TAREA ASIGNADA –
Por favor, enumera los nombres propios de lugares de la ciudad que aparecen en el texto fuente sobre la Noche de las Librerías.

TEXTO FUENTE –

#####

CONTRATAPA
› Por Por Hernando Quagliardi
Me llamó la atención la sonrisa un poco hueca que le iluminaba la cara. No habíamos llegado a sentarnos. El muchacho empujó su sillón de ruedas hasta nuestra mesa para pedirme un cigarrillo. Veníamos de la noche (involuntario efecto lírico) de la "Noche de las Librerías" y paramos en un Café. Después de apiñarnos en la estrecha galería que quedó abierta, enmarcada por los stands de las editoriales locales, después de un grupo de rock en la plaza Pringles, la soledad de la peatonal era decepcionante. "Desafiante" --pensé, para ocultar el miedo al Otro en sus formas más variadas que incluye rasgos y atavíos prefigurados en las noticias policiales. Habíamos entrado y salido de cuatro librerías desviando por Santa Fe, primero, y por Sarmiento, después. Los grupos de personas que encontramos portaban bolsas con libros. Nos sentíamos un poco extraños, desacomodados en la media noche a punto de darse en los relojes.

#####

FILAS DE DATOS –

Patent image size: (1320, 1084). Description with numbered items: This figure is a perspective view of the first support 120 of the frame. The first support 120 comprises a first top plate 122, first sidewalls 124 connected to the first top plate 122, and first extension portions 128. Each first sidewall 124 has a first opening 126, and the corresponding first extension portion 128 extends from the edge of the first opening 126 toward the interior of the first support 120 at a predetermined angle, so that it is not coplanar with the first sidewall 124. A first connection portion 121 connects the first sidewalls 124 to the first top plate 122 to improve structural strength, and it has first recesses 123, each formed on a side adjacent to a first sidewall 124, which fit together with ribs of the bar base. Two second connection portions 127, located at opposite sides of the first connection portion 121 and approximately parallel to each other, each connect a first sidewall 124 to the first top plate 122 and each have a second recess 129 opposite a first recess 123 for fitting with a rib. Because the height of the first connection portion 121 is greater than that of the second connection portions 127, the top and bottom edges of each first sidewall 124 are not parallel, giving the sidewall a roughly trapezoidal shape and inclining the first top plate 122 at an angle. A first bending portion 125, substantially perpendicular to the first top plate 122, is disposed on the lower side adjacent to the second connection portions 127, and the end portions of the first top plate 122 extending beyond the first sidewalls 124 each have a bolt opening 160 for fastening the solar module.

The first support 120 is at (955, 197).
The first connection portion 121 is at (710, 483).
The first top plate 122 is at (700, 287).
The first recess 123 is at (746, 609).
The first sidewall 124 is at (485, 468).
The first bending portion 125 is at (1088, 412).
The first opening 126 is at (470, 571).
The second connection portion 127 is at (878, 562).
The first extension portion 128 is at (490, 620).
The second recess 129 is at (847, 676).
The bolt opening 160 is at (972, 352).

#####

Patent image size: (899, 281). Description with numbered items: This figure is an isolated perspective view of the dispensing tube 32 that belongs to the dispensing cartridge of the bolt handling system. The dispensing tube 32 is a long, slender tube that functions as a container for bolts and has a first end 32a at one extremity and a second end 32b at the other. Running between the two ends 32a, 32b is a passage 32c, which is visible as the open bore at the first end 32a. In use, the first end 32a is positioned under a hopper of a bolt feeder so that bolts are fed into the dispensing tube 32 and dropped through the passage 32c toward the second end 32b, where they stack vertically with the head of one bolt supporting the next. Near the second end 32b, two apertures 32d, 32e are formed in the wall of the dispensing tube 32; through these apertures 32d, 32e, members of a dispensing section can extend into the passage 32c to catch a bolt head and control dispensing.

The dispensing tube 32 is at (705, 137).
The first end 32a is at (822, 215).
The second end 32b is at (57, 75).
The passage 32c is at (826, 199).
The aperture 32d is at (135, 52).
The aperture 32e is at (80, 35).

#####

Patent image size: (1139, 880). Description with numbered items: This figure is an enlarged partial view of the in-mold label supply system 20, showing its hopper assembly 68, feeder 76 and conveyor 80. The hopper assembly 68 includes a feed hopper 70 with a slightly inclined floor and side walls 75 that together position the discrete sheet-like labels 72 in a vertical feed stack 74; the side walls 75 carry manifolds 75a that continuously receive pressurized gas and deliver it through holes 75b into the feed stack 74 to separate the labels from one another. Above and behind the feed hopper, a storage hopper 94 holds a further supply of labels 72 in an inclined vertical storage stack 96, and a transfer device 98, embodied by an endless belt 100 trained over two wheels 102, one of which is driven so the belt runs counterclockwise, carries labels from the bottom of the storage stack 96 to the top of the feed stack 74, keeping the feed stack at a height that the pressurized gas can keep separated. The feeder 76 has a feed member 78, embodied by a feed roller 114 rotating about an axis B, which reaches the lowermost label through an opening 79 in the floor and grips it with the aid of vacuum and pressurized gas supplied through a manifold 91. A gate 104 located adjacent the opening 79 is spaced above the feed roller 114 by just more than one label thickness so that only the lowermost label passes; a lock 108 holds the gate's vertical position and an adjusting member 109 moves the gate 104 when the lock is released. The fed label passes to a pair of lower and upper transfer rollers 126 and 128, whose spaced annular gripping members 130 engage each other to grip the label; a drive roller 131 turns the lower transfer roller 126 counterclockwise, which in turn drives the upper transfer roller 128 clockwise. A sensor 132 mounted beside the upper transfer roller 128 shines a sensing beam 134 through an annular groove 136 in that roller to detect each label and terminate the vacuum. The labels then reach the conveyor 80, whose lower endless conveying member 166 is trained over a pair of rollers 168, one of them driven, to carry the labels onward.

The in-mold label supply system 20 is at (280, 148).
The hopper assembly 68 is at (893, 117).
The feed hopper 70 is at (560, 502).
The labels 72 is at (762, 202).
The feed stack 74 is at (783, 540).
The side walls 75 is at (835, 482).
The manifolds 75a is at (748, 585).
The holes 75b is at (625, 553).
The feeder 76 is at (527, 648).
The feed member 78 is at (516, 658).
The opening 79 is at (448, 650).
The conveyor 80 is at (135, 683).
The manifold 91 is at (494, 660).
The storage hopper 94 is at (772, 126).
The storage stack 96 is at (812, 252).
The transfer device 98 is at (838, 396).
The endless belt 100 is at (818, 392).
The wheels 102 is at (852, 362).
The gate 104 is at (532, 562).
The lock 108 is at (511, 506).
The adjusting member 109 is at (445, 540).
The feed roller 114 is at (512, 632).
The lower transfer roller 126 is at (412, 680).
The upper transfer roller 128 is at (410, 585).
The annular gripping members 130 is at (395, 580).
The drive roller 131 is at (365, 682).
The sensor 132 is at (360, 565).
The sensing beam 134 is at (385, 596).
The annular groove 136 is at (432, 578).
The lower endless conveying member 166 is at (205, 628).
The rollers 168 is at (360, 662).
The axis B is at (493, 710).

#####

PROBLEMA RESUELTO –
- plaza Pringles
- Santa Fe
- Sarmiento